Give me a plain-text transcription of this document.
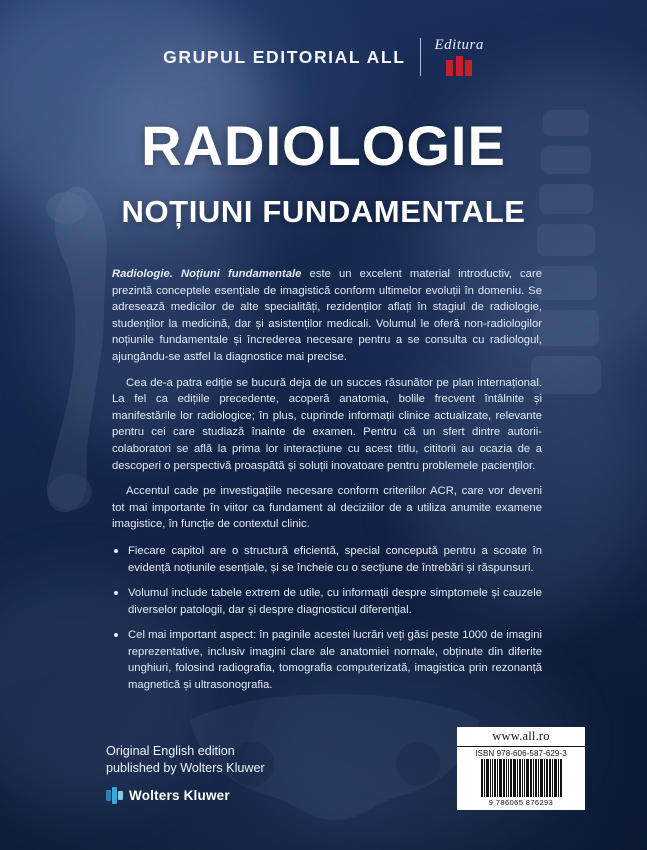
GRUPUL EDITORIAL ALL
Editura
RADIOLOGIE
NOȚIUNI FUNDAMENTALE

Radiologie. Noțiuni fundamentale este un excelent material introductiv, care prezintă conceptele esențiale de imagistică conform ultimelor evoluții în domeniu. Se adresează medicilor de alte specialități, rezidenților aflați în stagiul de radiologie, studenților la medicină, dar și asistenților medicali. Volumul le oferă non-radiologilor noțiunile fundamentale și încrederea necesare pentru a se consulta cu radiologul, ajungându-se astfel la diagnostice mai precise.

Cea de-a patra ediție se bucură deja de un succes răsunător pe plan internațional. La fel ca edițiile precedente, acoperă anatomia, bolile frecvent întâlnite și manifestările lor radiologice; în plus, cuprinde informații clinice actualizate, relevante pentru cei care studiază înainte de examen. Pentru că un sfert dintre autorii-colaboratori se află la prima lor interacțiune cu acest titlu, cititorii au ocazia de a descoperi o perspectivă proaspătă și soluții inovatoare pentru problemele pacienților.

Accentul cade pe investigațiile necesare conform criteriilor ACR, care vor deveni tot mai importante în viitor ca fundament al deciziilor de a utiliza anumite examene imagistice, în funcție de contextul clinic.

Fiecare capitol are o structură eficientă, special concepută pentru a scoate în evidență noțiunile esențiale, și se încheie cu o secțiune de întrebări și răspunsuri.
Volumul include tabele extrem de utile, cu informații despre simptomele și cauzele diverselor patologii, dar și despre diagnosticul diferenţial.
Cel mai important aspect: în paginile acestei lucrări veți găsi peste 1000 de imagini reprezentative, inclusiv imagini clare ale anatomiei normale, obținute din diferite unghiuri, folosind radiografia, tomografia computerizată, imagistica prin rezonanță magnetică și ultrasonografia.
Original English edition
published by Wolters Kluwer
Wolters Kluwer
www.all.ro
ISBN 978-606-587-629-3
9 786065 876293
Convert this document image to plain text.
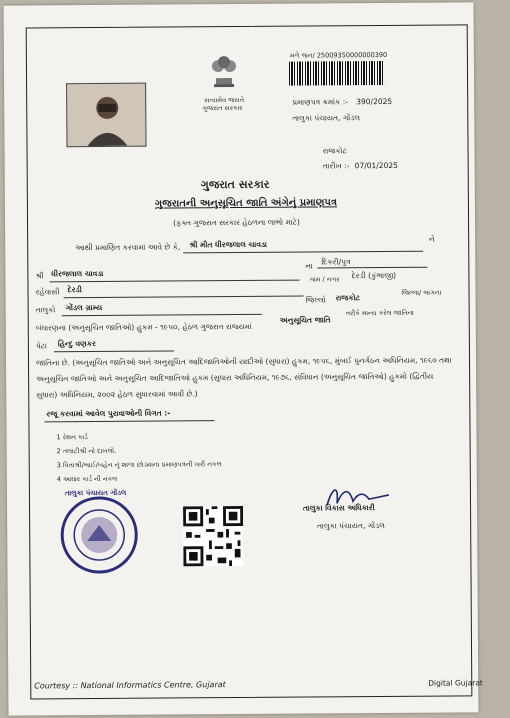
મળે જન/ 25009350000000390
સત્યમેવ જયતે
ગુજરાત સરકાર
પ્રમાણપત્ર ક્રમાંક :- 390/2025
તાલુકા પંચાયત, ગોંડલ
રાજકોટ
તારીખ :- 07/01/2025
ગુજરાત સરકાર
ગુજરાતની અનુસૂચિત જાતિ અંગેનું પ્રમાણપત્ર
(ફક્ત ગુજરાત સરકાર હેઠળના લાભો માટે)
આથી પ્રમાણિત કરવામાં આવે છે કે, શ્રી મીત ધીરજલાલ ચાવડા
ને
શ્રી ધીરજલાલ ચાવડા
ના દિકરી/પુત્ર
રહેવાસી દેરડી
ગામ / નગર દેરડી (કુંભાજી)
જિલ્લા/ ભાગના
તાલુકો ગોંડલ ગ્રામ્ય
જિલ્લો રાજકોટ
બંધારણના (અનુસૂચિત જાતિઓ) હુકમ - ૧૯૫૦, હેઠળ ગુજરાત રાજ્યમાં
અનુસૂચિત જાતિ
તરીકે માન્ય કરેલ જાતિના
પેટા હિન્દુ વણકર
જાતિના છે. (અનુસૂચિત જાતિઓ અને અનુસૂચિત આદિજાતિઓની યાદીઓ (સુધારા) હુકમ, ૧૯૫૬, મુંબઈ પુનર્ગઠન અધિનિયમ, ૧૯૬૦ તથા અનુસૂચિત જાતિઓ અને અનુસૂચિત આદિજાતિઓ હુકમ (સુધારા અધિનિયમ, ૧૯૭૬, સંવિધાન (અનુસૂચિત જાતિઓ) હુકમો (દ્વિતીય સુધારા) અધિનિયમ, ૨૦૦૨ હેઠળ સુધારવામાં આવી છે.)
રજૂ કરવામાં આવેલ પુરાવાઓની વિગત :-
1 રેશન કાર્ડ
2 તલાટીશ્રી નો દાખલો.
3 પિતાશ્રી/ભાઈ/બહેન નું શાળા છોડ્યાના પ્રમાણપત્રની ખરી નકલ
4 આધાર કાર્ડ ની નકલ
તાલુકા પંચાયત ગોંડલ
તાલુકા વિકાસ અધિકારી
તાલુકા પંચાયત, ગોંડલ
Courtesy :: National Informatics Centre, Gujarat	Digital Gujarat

What needs to be done:
Copy every line of the records above that contains "this".

Reply:
Give me a plain-text transcription of this document.
Convert this document image to plain text.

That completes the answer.